◆ STATED TASK
Find how many lines hold the word "name". Give only the number.

◆ EXTRACTED ENTRIES

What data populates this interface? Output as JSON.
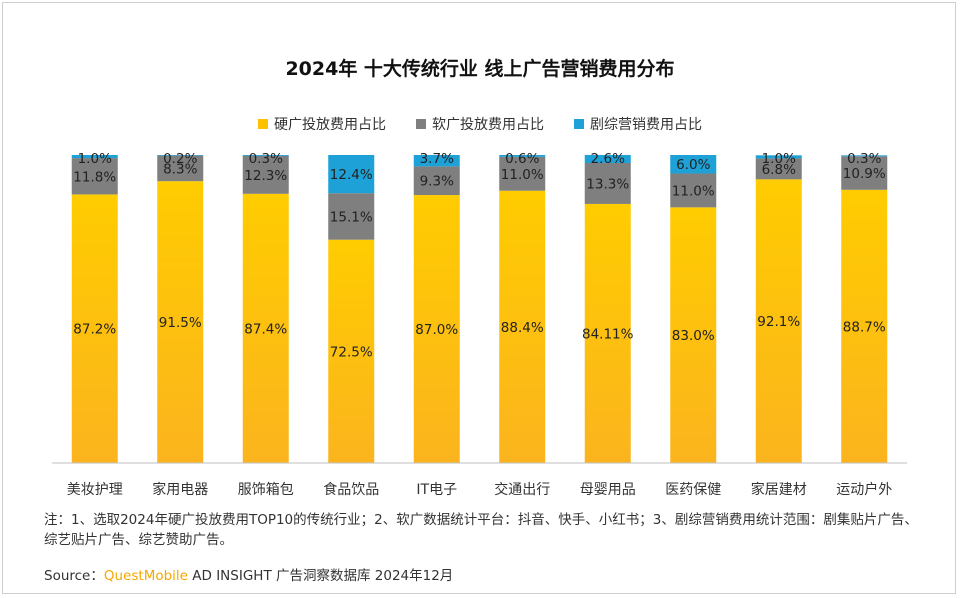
{
  "title": "2024年 十大传统行业 线上广告营销费用分布",
  "legend": [
    {
      "label": "硬广投放费用占比",
      "color": "#FFC000"
    },
    {
      "label": "软广投放费用占比",
      "color": "#7F7F7F"
    },
    {
      "label": "剧综营销费用占比",
      "color": "#1DA1D6"
    }
  ],
  "chart_data": {
    "type": "bar",
    "stacked": true,
    "categories": [
      "美妆护理",
      "家用电器",
      "服饰箱包",
      "食品饮品",
      "IT电子",
      "交通出行",
      "母婴用品",
      "医药保健",
      "家居建材",
      "运动户外"
    ],
    "series": [
      {
        "name": "硬广投放费用占比",
        "color": "#FFC000",
        "values": [
          87.2,
          91.5,
          87.4,
          72.5,
          87.0,
          88.4,
          84.11,
          83.0,
          92.1,
          88.7
        ],
        "labels": [
          "87.2%",
          "91.5%",
          "87.4%",
          "72.5%",
          "87.0%",
          "88.4%",
          "84.11%",
          "83.0%",
          "92.1%",
          "88.7%"
        ]
      },
      {
        "name": "软广投放费用占比",
        "color": "#7F7F7F",
        "values": [
          11.8,
          8.3,
          12.3,
          15.1,
          9.3,
          11.0,
          13.3,
          11.0,
          6.8,
          10.9
        ],
        "labels": [
          "11.8%",
          "8.3%",
          "12.3%",
          "15.1%",
          "9.3%",
          "11.0%",
          "13.3%",
          "11.0%",
          "6.8%",
          "10.9%"
        ]
      },
      {
        "name": "剧综营销费用占比",
        "color": "#1DA1D6",
        "values": [
          1.0,
          0.2,
          0.3,
          12.4,
          3.7,
          0.6,
          2.6,
          6.0,
          1.0,
          0.3
        ],
        "labels": [
          "1.0%",
          "0.2%",
          "0.3%",
          "12.4%",
          "3.7%",
          "0.6%",
          "2.6%",
          "6.0%",
          "1.0%",
          "0.3%"
        ]
      }
    ],
    "ylim": [
      0,
      100
    ],
    "legend_position": "top",
    "grid": false
  },
  "note": "注：1、选取2024年硬广投放费用TOP10的传统行业；2、软广数据统计平台：抖音、快手、小红书；3、剧综营销费用统计范围：剧集贴片广告、综艺贴片广告、综艺赞助广告。",
  "source": {
    "prefix": "Source：",
    "brand": "QuestMobile",
    "rest": " AD INSIGHT 广告洞察数据库 2024年12月"
  }
}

◆ ANSWER TO THE PROBLEM
3